▶ Task directions
Identify the lines that contain the string "Round" and copy all of them.

▶ Data supplied
----

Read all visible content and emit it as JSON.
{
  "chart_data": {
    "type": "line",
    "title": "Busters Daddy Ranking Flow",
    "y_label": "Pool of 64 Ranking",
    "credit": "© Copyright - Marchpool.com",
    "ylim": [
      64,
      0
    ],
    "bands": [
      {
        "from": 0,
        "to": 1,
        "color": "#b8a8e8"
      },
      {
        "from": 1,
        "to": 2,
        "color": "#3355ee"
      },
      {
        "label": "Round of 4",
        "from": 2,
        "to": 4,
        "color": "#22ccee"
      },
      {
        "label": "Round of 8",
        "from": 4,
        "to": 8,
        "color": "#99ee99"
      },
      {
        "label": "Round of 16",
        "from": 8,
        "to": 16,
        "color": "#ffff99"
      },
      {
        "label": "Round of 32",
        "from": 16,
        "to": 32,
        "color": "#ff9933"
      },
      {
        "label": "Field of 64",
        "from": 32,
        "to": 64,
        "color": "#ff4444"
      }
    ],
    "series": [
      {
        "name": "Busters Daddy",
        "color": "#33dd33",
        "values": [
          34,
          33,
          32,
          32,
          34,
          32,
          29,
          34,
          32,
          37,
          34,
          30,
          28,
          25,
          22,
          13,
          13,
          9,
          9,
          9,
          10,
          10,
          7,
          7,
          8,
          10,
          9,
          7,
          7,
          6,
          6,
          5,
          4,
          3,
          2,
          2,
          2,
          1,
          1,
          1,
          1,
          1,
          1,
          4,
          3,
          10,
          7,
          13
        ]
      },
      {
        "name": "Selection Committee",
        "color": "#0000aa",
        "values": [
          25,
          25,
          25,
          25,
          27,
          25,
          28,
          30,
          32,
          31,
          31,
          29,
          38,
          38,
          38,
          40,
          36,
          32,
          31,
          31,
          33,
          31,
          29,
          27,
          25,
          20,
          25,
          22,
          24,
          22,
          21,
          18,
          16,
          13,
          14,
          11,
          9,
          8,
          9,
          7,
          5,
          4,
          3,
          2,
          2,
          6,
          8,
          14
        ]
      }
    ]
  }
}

----

▶ Output of the exercise
        "label": "Round of 4",
        "label": "Round of 8",
        "label": "Round of 16",
        "label": "Round of 32",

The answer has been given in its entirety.